**Instructions for the task:** All the records that follow need to be reproduced exactly. Omit the images.
* * * * * * * * *
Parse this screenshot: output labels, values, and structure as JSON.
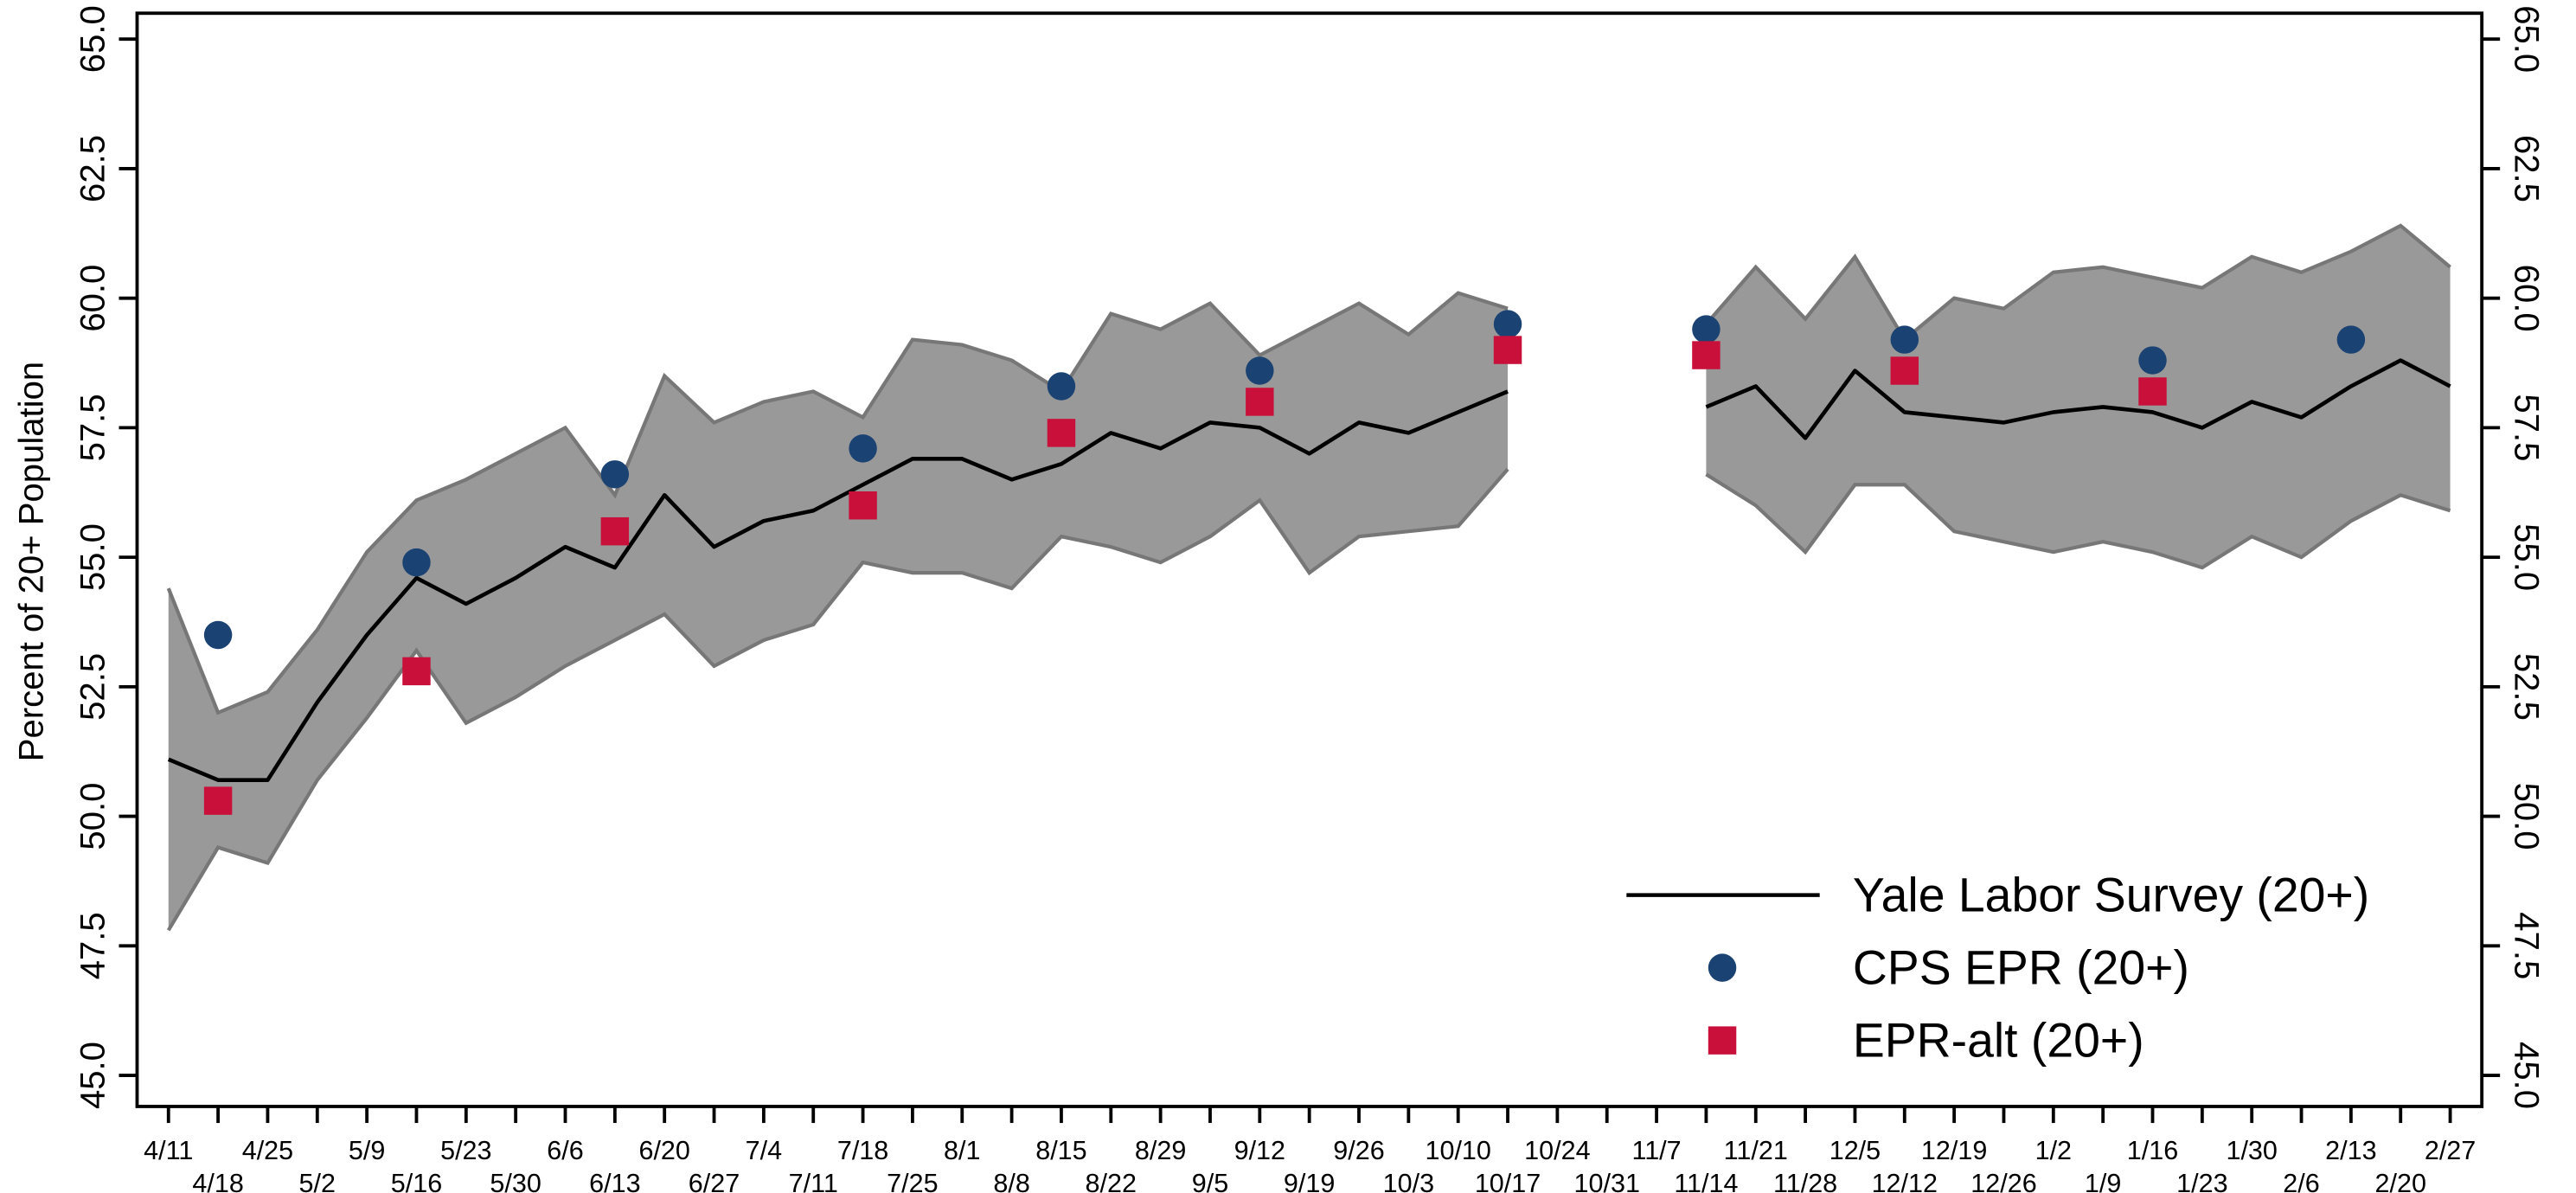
{
  "chart_data": {
    "type": "line",
    "y_label": "Percent of 20+ Population",
    "categories": [
      "4/11",
      "4/18",
      "4/25",
      "5/2",
      "5/9",
      "5/16",
      "5/23",
      "5/30",
      "6/6",
      "6/13",
      "6/20",
      "6/27",
      "7/4",
      "7/11",
      "7/18",
      "7/25",
      "8/1",
      "8/8",
      "8/15",
      "8/22",
      "8/29",
      "9/5",
      "9/12",
      "9/19",
      "9/26",
      "10/3",
      "10/10",
      "10/17",
      "10/24",
      "10/31",
      "11/7",
      "11/14",
      "11/21",
      "11/28",
      "12/5",
      "12/12",
      "12/19",
      "12/26",
      "1/2",
      "1/9",
      "1/16",
      "1/23",
      "1/30",
      "2/6",
      "2/13",
      "2/20",
      "2/27"
    ],
    "band": {
      "color": "#999999",
      "edge_color": "#777777",
      "upper": [
        54.4,
        52.0,
        52.4,
        53.6,
        55.1,
        56.1,
        56.5,
        57.0,
        57.5,
        56.2,
        58.5,
        57.6,
        58.0,
        58.2,
        57.7,
        59.2,
        59.1,
        58.8,
        58.2,
        59.7,
        59.4,
        59.9,
        58.9,
        59.4,
        59.9,
        59.3,
        60.1,
        59.8,
        null,
        null,
        null,
        59.5,
        60.6,
        59.6,
        60.8,
        59.2,
        60.0,
        59.8,
        60.5,
        60.6,
        60.4,
        60.2,
        60.8,
        60.5,
        60.9,
        61.4,
        60.6
      ],
      "lower": [
        47.8,
        49.4,
        49.1,
        50.7,
        51.9,
        53.2,
        51.8,
        52.3,
        52.9,
        53.4,
        53.9,
        52.9,
        53.4,
        53.7,
        54.9,
        54.7,
        54.7,
        54.4,
        55.4,
        55.2,
        54.9,
        55.4,
        56.1,
        54.7,
        55.4,
        55.5,
        55.6,
        56.7,
        null,
        null,
        null,
        56.6,
        56.0,
        55.1,
        56.4,
        56.4,
        55.5,
        55.3,
        55.1,
        55.3,
        55.1,
        54.8,
        55.4,
        55.0,
        55.7,
        56.2,
        55.9
      ]
    },
    "series": [
      {
        "name": "Yale Labor Survey (20+)",
        "color": "#000000",
        "marker": "line",
        "values": [
          51.1,
          50.7,
          50.7,
          52.2,
          53.5,
          54.6,
          54.1,
          54.6,
          55.2,
          54.8,
          56.2,
          55.2,
          55.7,
          55.9,
          56.4,
          56.9,
          56.9,
          56.5,
          56.8,
          57.4,
          57.1,
          57.6,
          57.5,
          57.0,
          57.6,
          57.4,
          57.8,
          58.2,
          null,
          null,
          null,
          57.9,
          58.3,
          57.3,
          58.6,
          57.8,
          57.7,
          57.6,
          57.8,
          57.9,
          57.8,
          57.5,
          58.0,
          57.7,
          58.3,
          58.8,
          58.3
        ]
      },
      {
        "name": "CPS EPR (20+)",
        "color": "#1a4272",
        "marker": "circle",
        "values": [
          null,
          53.5,
          null,
          null,
          null,
          54.9,
          null,
          null,
          null,
          56.6,
          null,
          null,
          null,
          null,
          57.1,
          null,
          null,
          null,
          58.3,
          null,
          null,
          null,
          58.6,
          null,
          null,
          null,
          null,
          59.5,
          null,
          null,
          null,
          59.4,
          null,
          null,
          null,
          59.2,
          null,
          null,
          null,
          null,
          58.8,
          null,
          null,
          null,
          59.2,
          null,
          null
        ]
      },
      {
        "name": "EPR-alt (20+)",
        "color": "#c8103a",
        "marker": "square",
        "values": [
          null,
          50.3,
          null,
          null,
          null,
          52.8,
          null,
          null,
          null,
          55.5,
          null,
          null,
          null,
          null,
          56.0,
          null,
          null,
          null,
          57.4,
          null,
          null,
          null,
          58.0,
          null,
          null,
          null,
          null,
          59.0,
          null,
          null,
          null,
          58.9,
          null,
          null,
          null,
          58.6,
          null,
          null,
          null,
          null,
          58.2,
          null,
          null,
          null,
          null,
          null,
          null
        ]
      }
    ],
    "ylim": [
      44.4,
      65.5
    ],
    "yticks": [
      {
        "value": 45,
        "label": "45.0"
      },
      47.5,
      {
        "value": 50,
        "label": "50.0"
      },
      52.5,
      {
        "value": 55,
        "label": "55.0"
      },
      57.5,
      {
        "value": 60,
        "label": "60.0"
      },
      62.5,
      {
        "value": 65,
        "label": "65.0"
      }
    ],
    "right_axis": true,
    "grid": false,
    "legend_position": "lower right"
  }
}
* * * * * * * * *
**Complete answer:**
Parse this screenshot: output labels, values, and structure as JSON.
{
  "chart_data": {
    "type": "line",
    "y_label": "Percent of 20+ Population",
    "categories": [
      "4/11",
      "4/18",
      "4/25",
      "5/2",
      "5/9",
      "5/16",
      "5/23",
      "5/30",
      "6/6",
      "6/13",
      "6/20",
      "6/27",
      "7/4",
      "7/11",
      "7/18",
      "7/25",
      "8/1",
      "8/8",
      "8/15",
      "8/22",
      "8/29",
      "9/5",
      "9/12",
      "9/19",
      "9/26",
      "10/3",
      "10/10",
      "10/17",
      "10/24",
      "10/31",
      "11/7",
      "11/14",
      "11/21",
      "11/28",
      "12/5",
      "12/12",
      "12/19",
      "12/26",
      "1/2",
      "1/9",
      "1/16",
      "1/23",
      "1/30",
      "2/6",
      "2/13",
      "2/20",
      "2/27"
    ],
    "band": {
      "color": "#999999",
      "edge_color": "#777777",
      "upper": [
        54.4,
        52.0,
        52.4,
        53.6,
        55.1,
        56.1,
        56.5,
        57.0,
        57.5,
        56.2,
        58.5,
        57.6,
        58.0,
        58.2,
        57.7,
        59.2,
        59.1,
        58.8,
        58.2,
        59.7,
        59.4,
        59.9,
        58.9,
        59.4,
        59.9,
        59.3,
        60.1,
        59.8,
        null,
        null,
        null,
        59.5,
        60.6,
        59.6,
        60.8,
        59.2,
        60.0,
        59.8,
        60.5,
        60.6,
        60.4,
        60.2,
        60.8,
        60.5,
        60.9,
        61.4,
        60.6
      ],
      "lower": [
        47.8,
        49.4,
        49.1,
        50.7,
        51.9,
        53.2,
        51.8,
        52.3,
        52.9,
        53.4,
        53.9,
        52.9,
        53.4,
        53.7,
        54.9,
        54.7,
        54.7,
        54.4,
        55.4,
        55.2,
        54.9,
        55.4,
        56.1,
        54.7,
        55.4,
        55.5,
        55.6,
        56.7,
        null,
        null,
        null,
        56.6,
        56.0,
        55.1,
        56.4,
        56.4,
        55.5,
        55.3,
        55.1,
        55.3,
        55.1,
        54.8,
        55.4,
        55.0,
        55.7,
        56.2,
        55.9
      ]
    },
    "series": [
      {
        "name": "Yale Labor Survey (20+)",
        "color": "#000000",
        "marker": "line",
        "values": [
          51.1,
          50.7,
          50.7,
          52.2,
          53.5,
          54.6,
          54.1,
          54.6,
          55.2,
          54.8,
          56.2,
          55.2,
          55.7,
          55.9,
          56.4,
          56.9,
          56.9,
          56.5,
          56.8,
          57.4,
          57.1,
          57.6,
          57.5,
          57.0,
          57.6,
          57.4,
          57.8,
          58.2,
          null,
          null,
          null,
          57.9,
          58.3,
          57.3,
          58.6,
          57.8,
          57.7,
          57.6,
          57.8,
          57.9,
          57.8,
          57.5,
          58.0,
          57.7,
          58.3,
          58.8,
          58.3
        ]
      },
      {
        "name": "CPS EPR (20+)",
        "color": "#1a4272",
        "marker": "circle",
        "values": [
          null,
          53.5,
          null,
          null,
          null,
          54.9,
          null,
          null,
          null,
          56.6,
          null,
          null,
          null,
          null,
          57.1,
          null,
          null,
          null,
          58.3,
          null,
          null,
          null,
          58.6,
          null,
          null,
          null,
          null,
          59.5,
          null,
          null,
          null,
          59.4,
          null,
          null,
          null,
          59.2,
          null,
          null,
          null,
          null,
          58.8,
          null,
          null,
          null,
          59.2,
          null,
          null
        ]
      },
      {
        "name": "EPR-alt (20+)",
        "color": "#c8103a",
        "marker": "square",
        "values": [
          null,
          50.3,
          null,
          null,
          null,
          52.8,
          null,
          null,
          null,
          55.5,
          null,
          null,
          null,
          null,
          56.0,
          null,
          null,
          null,
          57.4,
          null,
          null,
          null,
          58.0,
          null,
          null,
          null,
          null,
          59.0,
          null,
          null,
          null,
          58.9,
          null,
          null,
          null,
          58.6,
          null,
          null,
          null,
          null,
          58.2,
          null,
          null,
          null,
          null,
          null,
          null
        ]
      }
    ],
    "ylim": [
      44.4,
      65.5
    ],
    "yticks": [
      {
        "value": 45,
        "label": "45.0"
      },
      47.5,
      {
        "value": 50,
        "label": "50.0"
      },
      52.5,
      {
        "value": 55,
        "label": "55.0"
      },
      57.5,
      {
        "value": 60,
        "label": "60.0"
      },
      62.5,
      {
        "value": 65,
        "label": "65.0"
      }
    ],
    "right_axis": true,
    "grid": false,
    "legend_position": "lower right"
  }
}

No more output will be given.